Dataset extract:
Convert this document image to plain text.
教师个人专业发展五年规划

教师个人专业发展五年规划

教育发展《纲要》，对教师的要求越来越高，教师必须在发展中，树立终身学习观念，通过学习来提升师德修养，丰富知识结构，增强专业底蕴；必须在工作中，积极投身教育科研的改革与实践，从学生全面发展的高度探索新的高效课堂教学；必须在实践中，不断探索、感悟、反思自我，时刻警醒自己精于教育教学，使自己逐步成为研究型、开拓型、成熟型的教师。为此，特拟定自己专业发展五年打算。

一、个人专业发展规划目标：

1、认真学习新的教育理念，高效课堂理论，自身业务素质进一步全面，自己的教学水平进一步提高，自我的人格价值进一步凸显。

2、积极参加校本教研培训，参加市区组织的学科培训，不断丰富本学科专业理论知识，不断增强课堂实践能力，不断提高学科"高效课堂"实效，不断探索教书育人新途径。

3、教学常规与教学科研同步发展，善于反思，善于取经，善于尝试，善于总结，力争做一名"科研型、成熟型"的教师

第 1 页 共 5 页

---

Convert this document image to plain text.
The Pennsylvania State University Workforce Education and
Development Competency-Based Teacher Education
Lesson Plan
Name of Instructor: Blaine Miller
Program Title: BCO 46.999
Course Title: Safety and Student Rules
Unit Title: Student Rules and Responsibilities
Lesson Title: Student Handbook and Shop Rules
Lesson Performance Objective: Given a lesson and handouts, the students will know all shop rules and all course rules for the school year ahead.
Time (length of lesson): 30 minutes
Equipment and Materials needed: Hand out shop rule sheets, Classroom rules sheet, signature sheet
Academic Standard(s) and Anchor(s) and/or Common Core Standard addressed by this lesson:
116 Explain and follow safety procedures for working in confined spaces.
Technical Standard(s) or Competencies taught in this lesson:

--

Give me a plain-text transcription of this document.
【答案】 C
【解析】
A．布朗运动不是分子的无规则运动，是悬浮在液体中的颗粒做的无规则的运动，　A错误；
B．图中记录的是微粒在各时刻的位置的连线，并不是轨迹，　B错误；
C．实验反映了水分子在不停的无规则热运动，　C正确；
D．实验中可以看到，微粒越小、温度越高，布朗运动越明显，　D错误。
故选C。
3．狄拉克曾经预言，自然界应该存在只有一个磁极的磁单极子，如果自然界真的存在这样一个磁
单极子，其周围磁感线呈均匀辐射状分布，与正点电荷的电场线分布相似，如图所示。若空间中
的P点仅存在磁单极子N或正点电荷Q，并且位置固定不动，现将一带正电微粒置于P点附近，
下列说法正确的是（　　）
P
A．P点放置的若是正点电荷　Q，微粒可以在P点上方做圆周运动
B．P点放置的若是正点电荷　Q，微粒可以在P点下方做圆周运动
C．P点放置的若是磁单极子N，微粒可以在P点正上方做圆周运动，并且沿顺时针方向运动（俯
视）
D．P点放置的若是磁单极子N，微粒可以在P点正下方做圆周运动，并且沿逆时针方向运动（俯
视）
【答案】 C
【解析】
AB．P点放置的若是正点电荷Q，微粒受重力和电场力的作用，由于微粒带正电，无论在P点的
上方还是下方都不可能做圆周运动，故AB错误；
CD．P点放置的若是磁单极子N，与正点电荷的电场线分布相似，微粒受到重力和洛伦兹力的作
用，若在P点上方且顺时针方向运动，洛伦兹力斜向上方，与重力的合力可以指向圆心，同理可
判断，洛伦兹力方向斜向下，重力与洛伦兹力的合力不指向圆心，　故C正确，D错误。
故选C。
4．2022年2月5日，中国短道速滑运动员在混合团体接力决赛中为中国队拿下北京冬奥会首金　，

The exercise:
Wherever the word "Education" occurs in a line of the listing, copy that line.

Final answer:
The Pennsylvania State University Workforce Education and
Development Competency-Based Teacher Education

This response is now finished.